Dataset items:
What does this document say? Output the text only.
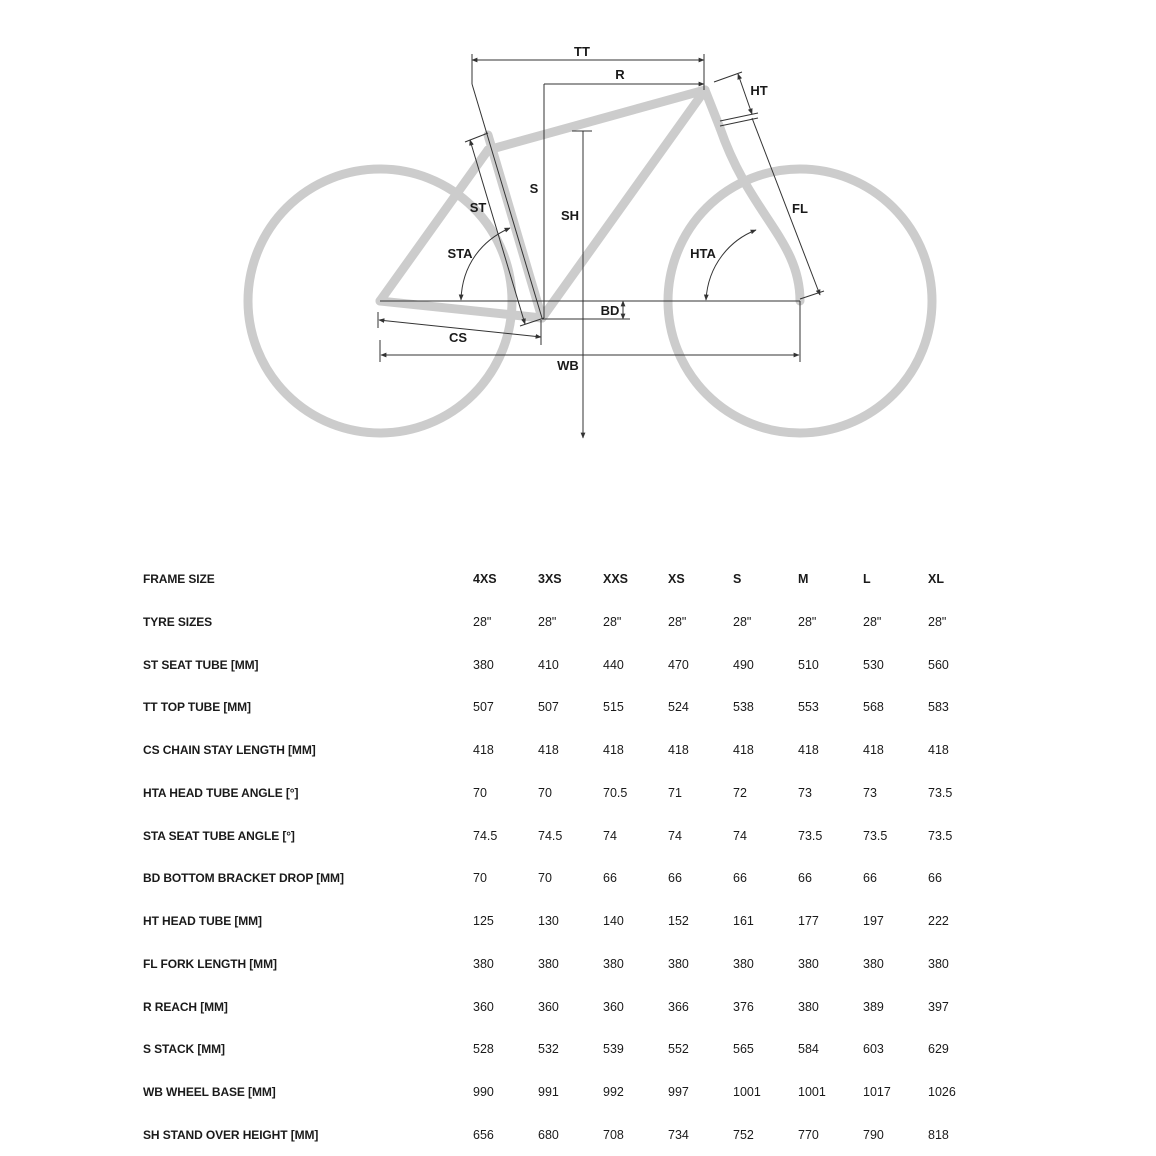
TT
R
HT
S
ST
SH	FL
STA	HTA
BD
CS
WB
FRAME SIZE	4XS	3XS	XXS	XS	S	M	L	XL
TYRE SIZES	28"	28"	28"	28"	28"	28"	28"	28"
ST SEAT TUBE [MM]	380	410	440	470	490	510	530	560
TT TOP TUBE [MM]	507	507	515	524	538	553	568	583
CS CHAIN STAY LENGTH [MM]	418	418	418	418	418	418	418	418
HTA HEAD TUBE ANGLE [°]	70	70	70.5	71	72	73	73	73.5
STA SEAT TUBE ANGLE [°]	74.5	74.5	74	74	74	73.5	73.5	73.5
BD BOTTOM BRACKET DROP [MM]	70	70	66	66	66	66	66	66
HT HEAD TUBE [MM]	125	130	140	152	161	177	197	222
FL FORK LENGTH [MM]	380	380	380	380	380	380	380	380
R REACH [MM]	360	360	360	366	376	380	389	397
S STACK [MM]	528	532	539	552	565	584	603	629
WB WHEEL BASE [MM]	990	991	992	997	1001	1001	1017	1026
SH STAND OVER HEIGHT [MM]	656	680	708	734	752	770	790	818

Exercise details:
Restate the whole of the material word for word without the pictures.

Exercise answer:
What does this document say? Output the text only.
TT
R
HT
S
ST
SH	FL
STA	HTA
BD
CS
WB
FRAME SIZE	4XS	3XS	XXS	XS	S	M	L	XL
TYRE SIZES	28"	28"	28"	28"	28"	28"	28"	28"
ST SEAT TUBE [MM]	380	410	440	470	490	510	530	560
TT TOP TUBE [MM]	507	507	515	524	538	553	568	583
CS CHAIN STAY LENGTH [MM]	418	418	418	418	418	418	418	418
HTA HEAD TUBE ANGLE [°]	70	70	70.5	71	72	73	73	73.5
STA SEAT TUBE ANGLE [°]	74.5	74.5	74	74	74	73.5	73.5	73.5
BD BOTTOM BRACKET DROP [MM]	70	70	66	66	66	66	66	66
HT HEAD TUBE [MM]	125	130	140	152	161	177	197	222
FL FORK LENGTH [MM]	380	380	380	380	380	380	380	380
R REACH [MM]	360	360	360	366	376	380	389	397
S STACK [MM]	528	532	539	552	565	584	603	629
WB WHEEL BASE [MM]	990	991	992	997	1001	1001	1017	1026
SH STAND OVER HEIGHT [MM]	656	680	708	734	752	770	790	818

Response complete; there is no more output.